- Venue: Geumjeong Velodrome
- Date: 4–8 October 2002
- Competitors: 15 from 8 nations

Medalists
| gold medal | Takashi Kaneko | Japan |
| silver medal | Josiah Ng | Malaysia |
| bronze medal | Akihiro Isezaki | Japan |

= Cycling at the 2002 Asian Games – Men's sprint =

The men's sprint competition at the 2002 Asian Games was held from 4 to 8 October at the Geumjeong Velodrome.

==Schedule==
All times are Korea Standard Time (UTC+09:00)

Work order: Please reproduce the part of the men's sprint text from "- Venue: Geumjeong" up to and including "the Geumjeong Velodrome.".

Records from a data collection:
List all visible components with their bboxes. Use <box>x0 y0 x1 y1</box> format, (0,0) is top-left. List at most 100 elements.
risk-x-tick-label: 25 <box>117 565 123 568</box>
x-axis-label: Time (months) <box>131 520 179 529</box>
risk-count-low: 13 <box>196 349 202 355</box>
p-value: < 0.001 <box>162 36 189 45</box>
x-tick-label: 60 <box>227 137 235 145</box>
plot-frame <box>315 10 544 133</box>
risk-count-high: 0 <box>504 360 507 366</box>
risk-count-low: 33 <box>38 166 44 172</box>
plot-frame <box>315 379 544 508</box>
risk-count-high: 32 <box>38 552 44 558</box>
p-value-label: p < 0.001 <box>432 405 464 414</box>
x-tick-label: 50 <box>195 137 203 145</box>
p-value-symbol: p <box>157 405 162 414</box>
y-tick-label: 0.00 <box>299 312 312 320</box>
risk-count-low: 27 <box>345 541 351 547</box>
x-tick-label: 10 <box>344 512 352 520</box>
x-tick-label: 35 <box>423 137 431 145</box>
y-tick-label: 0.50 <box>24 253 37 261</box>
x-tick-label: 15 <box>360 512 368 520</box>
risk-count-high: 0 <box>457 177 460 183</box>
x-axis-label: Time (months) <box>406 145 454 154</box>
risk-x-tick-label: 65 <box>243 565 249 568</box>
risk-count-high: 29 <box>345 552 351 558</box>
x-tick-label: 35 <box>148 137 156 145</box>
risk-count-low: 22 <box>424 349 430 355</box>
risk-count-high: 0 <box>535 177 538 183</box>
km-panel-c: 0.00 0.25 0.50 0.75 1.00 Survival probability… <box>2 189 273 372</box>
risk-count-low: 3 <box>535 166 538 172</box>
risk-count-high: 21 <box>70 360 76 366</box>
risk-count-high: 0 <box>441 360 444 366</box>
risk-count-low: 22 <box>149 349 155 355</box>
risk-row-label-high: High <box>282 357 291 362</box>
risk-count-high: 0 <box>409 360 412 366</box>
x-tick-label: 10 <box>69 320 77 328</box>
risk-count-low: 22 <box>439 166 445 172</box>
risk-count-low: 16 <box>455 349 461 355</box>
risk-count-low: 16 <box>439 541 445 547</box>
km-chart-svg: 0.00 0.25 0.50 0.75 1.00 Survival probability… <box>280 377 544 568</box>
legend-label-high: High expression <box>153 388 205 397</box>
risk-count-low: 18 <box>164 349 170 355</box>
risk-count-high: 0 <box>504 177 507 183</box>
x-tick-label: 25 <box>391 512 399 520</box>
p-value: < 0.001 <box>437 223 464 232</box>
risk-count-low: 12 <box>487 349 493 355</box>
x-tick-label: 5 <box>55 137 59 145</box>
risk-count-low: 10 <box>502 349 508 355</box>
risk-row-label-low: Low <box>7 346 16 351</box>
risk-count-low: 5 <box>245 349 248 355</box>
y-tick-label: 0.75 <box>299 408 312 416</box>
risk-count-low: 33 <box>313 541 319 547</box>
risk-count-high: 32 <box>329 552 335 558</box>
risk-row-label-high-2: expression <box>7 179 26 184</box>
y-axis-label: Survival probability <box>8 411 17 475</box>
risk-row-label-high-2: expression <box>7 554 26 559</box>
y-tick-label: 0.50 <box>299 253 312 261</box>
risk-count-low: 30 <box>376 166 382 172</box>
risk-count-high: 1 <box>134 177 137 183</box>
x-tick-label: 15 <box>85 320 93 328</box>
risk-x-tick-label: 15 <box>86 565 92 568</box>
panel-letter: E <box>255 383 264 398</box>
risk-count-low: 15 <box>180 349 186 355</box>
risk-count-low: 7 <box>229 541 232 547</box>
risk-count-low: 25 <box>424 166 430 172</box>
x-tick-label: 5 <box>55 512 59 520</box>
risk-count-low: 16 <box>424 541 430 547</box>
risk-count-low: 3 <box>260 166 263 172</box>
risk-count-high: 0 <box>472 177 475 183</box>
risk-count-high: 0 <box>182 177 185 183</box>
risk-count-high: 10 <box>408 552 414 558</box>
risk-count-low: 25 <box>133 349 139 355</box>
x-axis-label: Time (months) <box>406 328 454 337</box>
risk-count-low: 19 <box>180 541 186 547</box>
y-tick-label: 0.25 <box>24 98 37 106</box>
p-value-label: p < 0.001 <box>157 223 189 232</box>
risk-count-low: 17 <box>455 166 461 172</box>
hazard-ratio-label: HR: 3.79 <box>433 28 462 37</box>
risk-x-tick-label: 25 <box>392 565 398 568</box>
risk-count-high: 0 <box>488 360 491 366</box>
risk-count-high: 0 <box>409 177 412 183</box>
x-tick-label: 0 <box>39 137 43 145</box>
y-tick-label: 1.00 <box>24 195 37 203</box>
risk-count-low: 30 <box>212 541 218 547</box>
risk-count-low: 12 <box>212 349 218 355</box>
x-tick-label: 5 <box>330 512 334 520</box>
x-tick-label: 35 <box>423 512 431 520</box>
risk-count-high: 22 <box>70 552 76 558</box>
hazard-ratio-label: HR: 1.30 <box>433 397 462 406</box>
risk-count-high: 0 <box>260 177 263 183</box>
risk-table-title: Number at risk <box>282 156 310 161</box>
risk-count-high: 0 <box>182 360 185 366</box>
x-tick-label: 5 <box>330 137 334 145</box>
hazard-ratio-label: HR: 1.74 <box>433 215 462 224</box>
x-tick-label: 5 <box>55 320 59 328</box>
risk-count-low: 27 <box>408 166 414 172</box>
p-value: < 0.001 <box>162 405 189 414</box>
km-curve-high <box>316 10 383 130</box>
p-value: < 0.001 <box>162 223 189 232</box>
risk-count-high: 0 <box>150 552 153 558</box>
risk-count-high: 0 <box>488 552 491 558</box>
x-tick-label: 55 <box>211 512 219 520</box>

Finished task:
- Venue: Geumjeong Velodrome
- Date: 4–8 October 2002
- Competitors: 15 from 8 nations

Medalists
| gold medal | Takashi Kaneko | Japan |
| silver medal | Josiah Ng | Malaysia |
| bronze medal | Akihiro Isezaki | Japan |

= Cycling at the 2002 Asian Games – Men's sprint =

The men's sprint competition at the 2002 Asian Games was held from 4 to 8 October at the Geumjeong Velodrome.